### To be done
Check each line of the material. Copy those containing "Temperature".

## BEGIN Listing

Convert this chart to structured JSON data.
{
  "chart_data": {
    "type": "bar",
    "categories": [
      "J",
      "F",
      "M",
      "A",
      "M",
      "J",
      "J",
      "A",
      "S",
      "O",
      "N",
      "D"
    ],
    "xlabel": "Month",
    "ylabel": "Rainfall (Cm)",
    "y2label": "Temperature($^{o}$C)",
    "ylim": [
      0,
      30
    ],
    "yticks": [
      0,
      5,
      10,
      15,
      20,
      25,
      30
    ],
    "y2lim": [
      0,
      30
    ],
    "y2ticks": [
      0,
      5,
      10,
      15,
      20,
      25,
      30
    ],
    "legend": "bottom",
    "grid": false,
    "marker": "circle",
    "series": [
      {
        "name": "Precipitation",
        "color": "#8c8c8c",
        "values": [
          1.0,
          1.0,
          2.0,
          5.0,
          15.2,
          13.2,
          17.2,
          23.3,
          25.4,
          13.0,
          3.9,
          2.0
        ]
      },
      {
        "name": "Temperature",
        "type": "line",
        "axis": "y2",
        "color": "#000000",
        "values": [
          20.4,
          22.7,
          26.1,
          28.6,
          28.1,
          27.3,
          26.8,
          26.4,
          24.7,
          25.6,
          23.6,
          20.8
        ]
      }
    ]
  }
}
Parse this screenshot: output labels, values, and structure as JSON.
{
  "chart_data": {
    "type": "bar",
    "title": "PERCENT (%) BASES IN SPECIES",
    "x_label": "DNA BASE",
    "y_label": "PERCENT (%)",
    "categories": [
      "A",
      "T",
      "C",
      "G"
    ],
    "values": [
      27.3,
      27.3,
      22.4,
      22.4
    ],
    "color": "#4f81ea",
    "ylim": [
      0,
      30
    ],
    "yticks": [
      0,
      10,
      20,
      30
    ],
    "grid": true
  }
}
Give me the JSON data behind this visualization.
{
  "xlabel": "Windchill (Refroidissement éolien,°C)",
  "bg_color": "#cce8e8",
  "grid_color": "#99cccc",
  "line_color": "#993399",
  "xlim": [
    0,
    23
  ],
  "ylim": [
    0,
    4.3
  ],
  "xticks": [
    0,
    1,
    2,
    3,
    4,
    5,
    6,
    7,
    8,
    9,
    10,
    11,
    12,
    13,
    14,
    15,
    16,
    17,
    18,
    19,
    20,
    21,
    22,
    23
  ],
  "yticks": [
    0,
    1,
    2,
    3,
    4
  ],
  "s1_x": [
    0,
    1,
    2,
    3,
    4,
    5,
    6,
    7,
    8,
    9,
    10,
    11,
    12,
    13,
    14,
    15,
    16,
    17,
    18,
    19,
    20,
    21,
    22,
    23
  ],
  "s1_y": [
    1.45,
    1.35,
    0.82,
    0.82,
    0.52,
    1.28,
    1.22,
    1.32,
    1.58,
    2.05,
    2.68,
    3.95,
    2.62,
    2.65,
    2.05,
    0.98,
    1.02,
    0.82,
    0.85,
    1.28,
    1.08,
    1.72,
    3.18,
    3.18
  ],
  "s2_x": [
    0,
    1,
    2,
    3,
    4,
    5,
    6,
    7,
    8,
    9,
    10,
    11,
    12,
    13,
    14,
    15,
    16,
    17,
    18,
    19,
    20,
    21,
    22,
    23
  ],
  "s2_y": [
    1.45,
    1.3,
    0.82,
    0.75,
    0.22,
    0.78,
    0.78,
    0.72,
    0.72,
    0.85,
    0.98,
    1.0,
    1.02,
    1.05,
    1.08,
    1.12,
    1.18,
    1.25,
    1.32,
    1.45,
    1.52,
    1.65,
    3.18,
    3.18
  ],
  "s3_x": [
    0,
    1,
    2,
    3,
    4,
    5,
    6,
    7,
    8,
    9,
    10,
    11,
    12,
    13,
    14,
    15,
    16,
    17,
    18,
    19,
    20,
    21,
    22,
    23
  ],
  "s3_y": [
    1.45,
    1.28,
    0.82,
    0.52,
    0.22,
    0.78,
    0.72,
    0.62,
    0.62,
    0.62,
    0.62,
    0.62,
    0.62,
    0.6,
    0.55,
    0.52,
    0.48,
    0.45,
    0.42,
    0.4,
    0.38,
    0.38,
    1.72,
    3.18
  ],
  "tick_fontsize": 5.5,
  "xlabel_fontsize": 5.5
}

## END Listing

### Complete response
    "y2label": "Temperature($^{o}$C)",
        "name": "Temperature",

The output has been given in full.